++++ The data ++++

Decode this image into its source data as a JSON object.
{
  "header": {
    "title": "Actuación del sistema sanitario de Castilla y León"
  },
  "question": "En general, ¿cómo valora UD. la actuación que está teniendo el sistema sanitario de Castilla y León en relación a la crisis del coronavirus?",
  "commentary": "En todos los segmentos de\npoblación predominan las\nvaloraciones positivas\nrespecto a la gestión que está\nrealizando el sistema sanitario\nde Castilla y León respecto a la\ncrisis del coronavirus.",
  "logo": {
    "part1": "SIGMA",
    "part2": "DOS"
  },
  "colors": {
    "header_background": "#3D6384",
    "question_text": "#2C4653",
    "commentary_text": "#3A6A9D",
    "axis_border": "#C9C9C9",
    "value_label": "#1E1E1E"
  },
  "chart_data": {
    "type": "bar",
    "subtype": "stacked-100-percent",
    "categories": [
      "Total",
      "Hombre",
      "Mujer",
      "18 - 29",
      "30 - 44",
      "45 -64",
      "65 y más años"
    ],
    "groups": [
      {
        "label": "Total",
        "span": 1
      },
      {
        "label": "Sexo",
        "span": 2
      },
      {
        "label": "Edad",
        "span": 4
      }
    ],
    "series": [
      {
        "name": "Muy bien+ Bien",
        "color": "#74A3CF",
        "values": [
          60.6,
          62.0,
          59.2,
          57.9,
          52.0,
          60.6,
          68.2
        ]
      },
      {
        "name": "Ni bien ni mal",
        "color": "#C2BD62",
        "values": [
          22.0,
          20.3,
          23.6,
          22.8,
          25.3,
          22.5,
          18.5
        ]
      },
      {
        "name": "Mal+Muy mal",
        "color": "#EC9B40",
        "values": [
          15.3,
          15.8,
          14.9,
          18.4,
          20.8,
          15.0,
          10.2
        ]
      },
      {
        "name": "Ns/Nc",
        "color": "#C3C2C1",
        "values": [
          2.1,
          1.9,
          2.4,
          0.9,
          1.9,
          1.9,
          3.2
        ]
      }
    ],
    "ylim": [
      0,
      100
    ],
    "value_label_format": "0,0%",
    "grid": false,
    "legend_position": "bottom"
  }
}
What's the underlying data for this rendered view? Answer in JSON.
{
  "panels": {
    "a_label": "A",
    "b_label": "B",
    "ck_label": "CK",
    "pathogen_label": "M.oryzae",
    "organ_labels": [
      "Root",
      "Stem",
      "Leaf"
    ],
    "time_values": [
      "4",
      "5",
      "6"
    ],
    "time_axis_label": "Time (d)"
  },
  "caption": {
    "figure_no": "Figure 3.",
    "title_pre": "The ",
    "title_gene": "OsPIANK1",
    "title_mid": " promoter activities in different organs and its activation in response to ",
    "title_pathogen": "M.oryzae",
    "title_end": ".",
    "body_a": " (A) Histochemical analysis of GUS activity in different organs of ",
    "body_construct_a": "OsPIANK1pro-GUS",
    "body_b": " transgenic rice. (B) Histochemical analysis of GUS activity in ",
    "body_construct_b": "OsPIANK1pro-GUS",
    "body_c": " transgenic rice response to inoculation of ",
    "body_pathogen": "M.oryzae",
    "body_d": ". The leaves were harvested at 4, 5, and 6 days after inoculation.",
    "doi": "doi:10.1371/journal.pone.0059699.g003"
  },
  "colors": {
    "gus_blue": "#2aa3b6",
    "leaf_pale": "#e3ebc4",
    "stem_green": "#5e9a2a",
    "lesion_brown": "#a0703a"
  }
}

++++

■ **What you need to do**
Nothing in the records should differ from the original when you retype them.

■ **Expected answer**
Decode this image into its source data as a JSON object.
{
  "header": {
    "title": "Actuación del sistema sanitario de Castilla y León"
  },
  "question": "En general, ¿cómo valora UD. la actuación que está teniendo el sistema sanitario de Castilla y León en relación a la crisis del coronavirus?",
  "commentary": "En todos los segmentos de\npoblación predominan las\nvaloraciones positivas\nrespecto a la gestión que está\nrealizando el sistema sanitario\nde Castilla y León respecto a la\ncrisis del coronavirus.",
  "logo": {
    "part1": "SIGMA",
    "part2": "DOS"
  },
  "colors": {
    "header_background": "#3D6384",
    "question_text": "#2C4653",
    "commentary_text": "#3A6A9D",
    "axis_border": "#C9C9C9",
    "value_label": "#1E1E1E"
  },
  "chart_data": {
    "type": "bar",
    "subtype": "stacked-100-percent",
    "categories": [
      "Total",
      "Hombre",
      "Mujer",
      "18 - 29",
      "30 - 44",
      "45 -64",
      "65 y más años"
    ],
    "groups": [
      {
        "label": "Total",
        "span": 1
      },
      {
        "label": "Sexo",
        "span": 2
      },
      {
        "label": "Edad",
        "span": 4
      }
    ],
    "series": [
      {
        "name": "Muy bien+ Bien",
        "color": "#74A3CF",
        "values": [
          60.6,
          62.0,
          59.2,
          57.9,
          52.0,
          60.6,
          68.2
        ]
      },
      {
        "name": "Ni bien ni mal",
        "color": "#C2BD62",
        "values": [
          22.0,
          20.3,
          23.6,
          22.8,
          25.3,
          22.5,
          18.5
        ]
      },
      {
        "name": "Mal+Muy mal",
        "color": "#EC9B40",
        "values": [
          15.3,
          15.8,
          14.9,
          18.4,
          20.8,
          15.0,
          10.2
        ]
      },
      {
        "name": "Ns/Nc",
        "color": "#C3C2C1",
        "values": [
          2.1,
          1.9,
          2.4,
          0.9,
          1.9,
          1.9,
          3.2
        ]
      }
    ],
    "ylim": [
      0,
      100
    ],
    "value_label_format": "0,0%",
    "grid": false,
    "legend_position": "bottom"
  }
}
What's the underlying data for this rendered view? Answer in JSON.
{
  "panels": {
    "a_label": "A",
    "b_label": "B",
    "ck_label": "CK",
    "pathogen_label": "M.oryzae",
    "organ_labels": [
      "Root",
      "Stem",
      "Leaf"
    ],
    "time_values": [
      "4",
      "5",
      "6"
    ],
    "time_axis_label": "Time (d)"
  },
  "caption": {
    "figure_no": "Figure 3.",
    "title_pre": "The ",
    "title_gene": "OsPIANK1",
    "title_mid": " promoter activities in different organs and its activation in response to ",
    "title_pathogen": "M.oryzae",
    "title_end": ".",
    "body_a": " (A) Histochemical analysis of GUS activity in different organs of ",
    "body_construct_a": "OsPIANK1pro-GUS",
    "body_b": " transgenic rice. (B) Histochemical analysis of GUS activity in ",
    "body_construct_b": "OsPIANK1pro-GUS",
    "body_c": " transgenic rice response to inoculation of ",
    "body_pathogen": "M.oryzae",
    "body_d": ". The leaves were harvested at 4, 5, and 6 days after inoculation.",
    "doi": "doi:10.1371/journal.pone.0059699.g003"
  },
  "colors": {
    "gus_blue": "#2aa3b6",
    "leaf_pale": "#e3ebc4",
    "stem_green": "#5e9a2a",
    "lesion_brown": "#a0703a"
  }
}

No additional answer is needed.